Figure record extracts
/---
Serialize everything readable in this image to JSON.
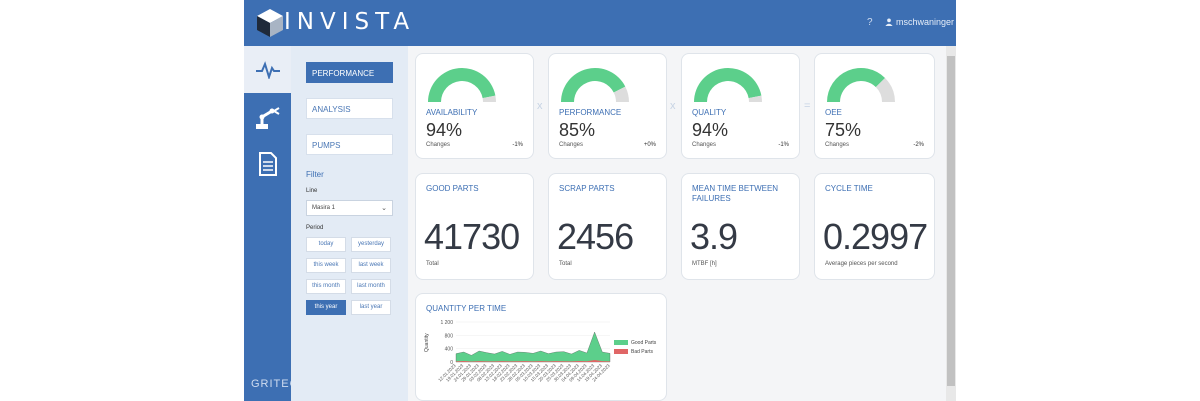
{
  "header": {
    "brand": "INVISTA",
    "help": "?",
    "user": "mschwaninger"
  },
  "iconbar": {
    "footer": "GRITEC"
  },
  "subnav": {
    "items": [
      {
        "label": "PERFORMANCE",
        "active": true
      },
      {
        "label": "ANALYSIS",
        "active": false
      },
      {
        "label": "PUMPS",
        "active": false
      }
    ],
    "filter": {
      "title": "Filter",
      "line_label": "Line",
      "line_value": "Masira 1",
      "period_label": "Period",
      "periods": [
        "today",
        "yesterday",
        "this week",
        "last week",
        "this month",
        "last month",
        "this year",
        "last year"
      ],
      "active_period": "this year"
    }
  },
  "gauges": [
    {
      "label": "AVAILABILITY",
      "value": "94%",
      "pct": 0.94,
      "changes": "Changes",
      "delta": "-1%"
    },
    {
      "label": "PERFORMANCE",
      "value": "85%",
      "pct": 0.85,
      "changes": "Changes",
      "delta": "+0%"
    },
    {
      "label": "QUALITY",
      "value": "94%",
      "pct": 0.94,
      "changes": "Changes",
      "delta": "-1%"
    },
    {
      "label": "OEE",
      "value": "75%",
      "pct": 0.75,
      "changes": "Changes",
      "delta": "-2%"
    }
  ],
  "operators": [
    "x",
    "x",
    "="
  ],
  "stats": [
    {
      "title": "GOOD PARTS",
      "value": "41730",
      "sub": "Total"
    },
    {
      "title": "SCRAP PARTS",
      "value": "2456",
      "sub": "Total"
    },
    {
      "title": "MEAN TIME BETWEEN FAILURES",
      "value": "3.9",
      "sub": "MTBF [h]"
    },
    {
      "title": "CYCLE TIME",
      "value": "0.2997",
      "sub": "Average pieces per second"
    }
  ],
  "chart_title": "QUANTITY PER TIME",
  "colors": {
    "primary": "#3d6fb3",
    "good": "#5ccf8b",
    "bad": "#e06666",
    "gauge_bg": "#dddddd"
  },
  "chart_data": {
    "type": "area",
    "ylabel": "Quantity",
    "ylim": [
      0,
      1200
    ],
    "yticks": [
      "1 200",
      "800",
      "400",
      "0"
    ],
    "x": [
      "12.01.2023",
      "19.01.2023",
      "24.01.2023",
      "29.01.2023",
      "03.02.2023",
      "08.02.2023",
      "13.02.2023",
      "18.02.2023",
      "23.02.2023",
      "28.02.2023",
      "05.03.2023",
      "10.03.2023",
      "15.03.2023",
      "20.03.2023",
      "25.03.2023",
      "30.03.2023",
      "04.04.2023",
      "09.04.2023",
      "14.04.2023",
      "19.04.2023",
      "24.04.2023"
    ],
    "series": [
      {
        "name": "Good Parts",
        "values": [
          250,
          300,
          200,
          330,
          280,
          240,
          320,
          230,
          300,
          290,
          260,
          330,
          250,
          300,
          310,
          240,
          350,
          270,
          900,
          300,
          260
        ]
      },
      {
        "name": "Bad Parts",
        "values": [
          20,
          30,
          15,
          25,
          20,
          18,
          25,
          20,
          22,
          25,
          20,
          28,
          18,
          25,
          22,
          20,
          30,
          22,
          60,
          25,
          20
        ]
      }
    ],
    "legend": "right"
  }
}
\---
- To be done:
Return every line from the records above that holds the word "this".

- Expected answer:
Serialize everything readable in this image to JSON.
        "this week",
        "this month",
        "this year",
      "active_period": "this year"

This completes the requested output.